Copy all lines of the listing that include the string "What".
━━━━━ The data
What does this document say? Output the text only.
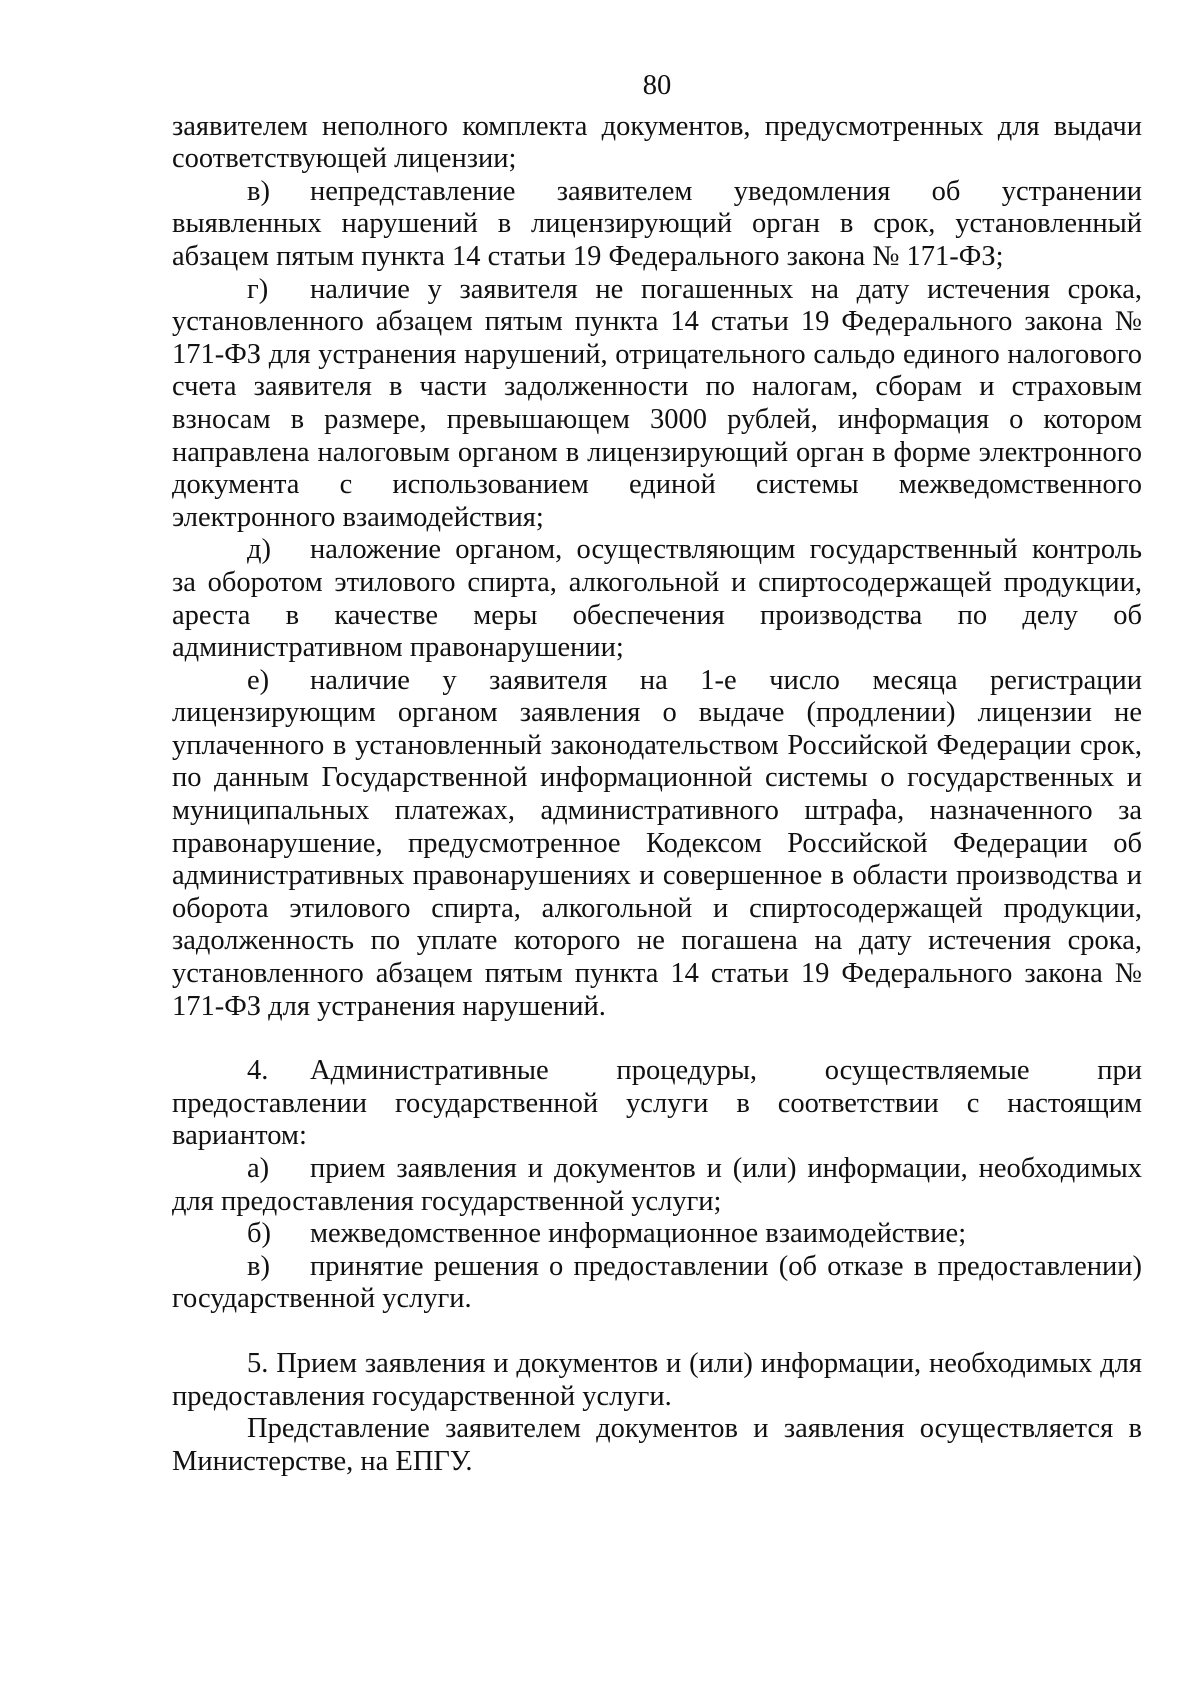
80

заявителем неполного комплекта документов, предусмотренных для выдачи соответствующей лицензии;

в) непредставление заявителем уведомления об устранении выявленных нарушений в лицензирующий орган в срок, установленный абзацем пятым пункта 14 статьи 19 Федерального закона № 171-ФЗ;

г) наличие у заявителя не погашенных на дату истечения срока, установленного абзацем пятым пункта 14 статьи 19 Федерального закона № 171-ФЗ для устранения нарушений, отрицательного сальдо единого налогового счета заявителя в части задолженности по налогам, сборам и страховым взносам в размере, превышающем 3000 рублей, информация о котором направлена налоговым органом в лицензирующий орган в форме электронного документа с использованием единой системы межведомственного электронного взаимодействия;

д) наложение органом, осуществляющим государственный контроль за оборотом этилового спирта, алкогольной и спиртосодержащей продукции, ареста в качестве меры обеспечения производства по делу об административном правонарушении;

е) наличие у заявителя на 1-е число месяца регистрации лицензирующим органом заявления о выдаче (продлении) лицензии не уплаченного в установленный законодательством Российской Федерации срок, по данным Государственной информационной системы о государственных и муниципальных платежах, административного штрафа, назначенного за правонарушение, предусмотренное Кодексом Российской Федерации об административных правонарушениях и совершенное в области производства и оборота этилового спирта, алкогольной и спиртосодержащей продукции, задолженность по уплате которого не погашена на дату истечения срока, установленного абзацем пятым пункта 14 статьи 19 Федерального закона № 171-ФЗ для устранения нарушений.

4. Административные процедуры, осуществляемые при предоставлении государственной услуги в соответствии с настоящим вариантом:

а) прием заявления и документов и (или) информации, необходимых для предоставления государственной услуги;

б) межведомственное информационное взаимодействие;

в) принятие решения о предоставлении (об отказе в предоставлении) государственной услуги.

5. Прием заявления и документов и (или) информации, необходимых для предоставления государственной услуги.

Представление заявителем документов и заявления осуществляется в Министерстве, на ЕПГУ.
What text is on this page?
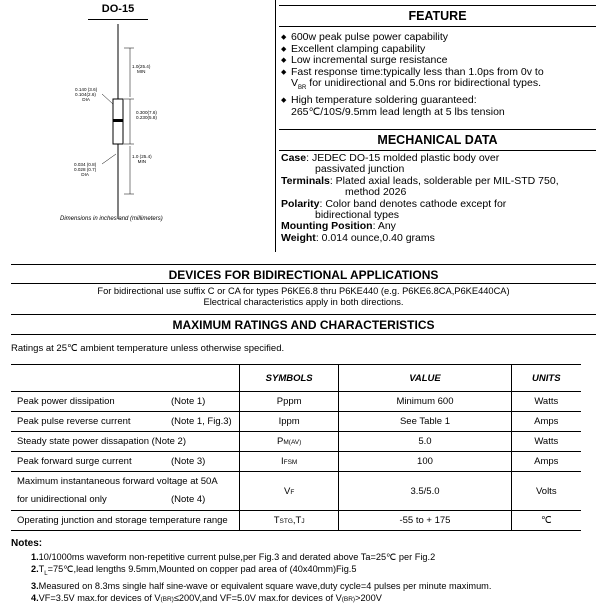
DO-15
1.0(25.4)
MIN
0.140 (3.6)
0.104(2.6)
DIA
0.300(7.6)
0.230(5.8)
1.0 (25.4)
MIN
0.034 (0.8)
0.028 (0.7)
DIA
Dimensions in inches and (millimeters)
FEATURE
◆ 600w peak pulse power capability
◆ Excellent clamping capability
◆ Low incremental surge resistance
◆ Fast response time:typically less than 1.0ps from 0v to
$V_{BR}$ for unidirectional and 5.0ns ror bidirectional types.
◆ High temperature soldering guaranteed:
265℃/10S/9.5mm lead length at 5 lbs tension
MECHANICAL DATA
Case: JEDEC DO-15 molded plastic body over
passivated junction
Terminals: Plated axial leads, solderable per MIL-STD 750,
method 2026
Polarity: Color band denotes cathode except for
bidirectional types
Mounting Position: Any
Weight: 0.014 ounce,0.40 grams
DEVICES FOR BIDIRECTIONAL APPLICATIONS
For bidirectional use suffix C or CA for types P6KE6.8 thru P6KE440 (e.g. P6KE6.8CA,P6KE440CA)
Electrical characteristics apply in both directions.
MAXIMUM RATINGS AND CHARACTERISTICS
Ratings at 25℃ ambient temperature unless otherwise specified.
	SYMBOLS	VALUE	UNITS
Peak power dissipation (Note 1)	Pppm	Minimum 600	Watts
Peak pulse reverse current (Note 1, Fig.3)	Ippm	See Table 1	Amps
Steady state power dissapation (Note 2)	PM(AV)	5.0	Watts
Peak forward surge current (Note 3)	IFSM	100	Amps

Maximum instantaneous forward voltage at 50A
for unidirectional only (Note 4)	VF	3.5/5.0	Volts
Operating junction and storage temperature range	TSTG,TJ	-55 to + 175	℃
Notes:
1.10/1000ms waveform non-repetitive current pulse,per Fig.3 and derated above Ta=25℃ per Fig.2
$2.T_L=75℃,lead$ lengths 9.5mm,Mounted on copper pad area of (40x40mm)Fig.5
3.Measured on 8.3ms single half sine-wave or equivalent square wave,duty cycle=4 pulses per minute maximum.
4.VF=3.5V max.for devices of V(BR)≤200V,and VF=5.0V max.for devices of V(BR)>200V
━━━━━━━━━━
● Written response
What does this document say? Output the text only.
What text is on this page?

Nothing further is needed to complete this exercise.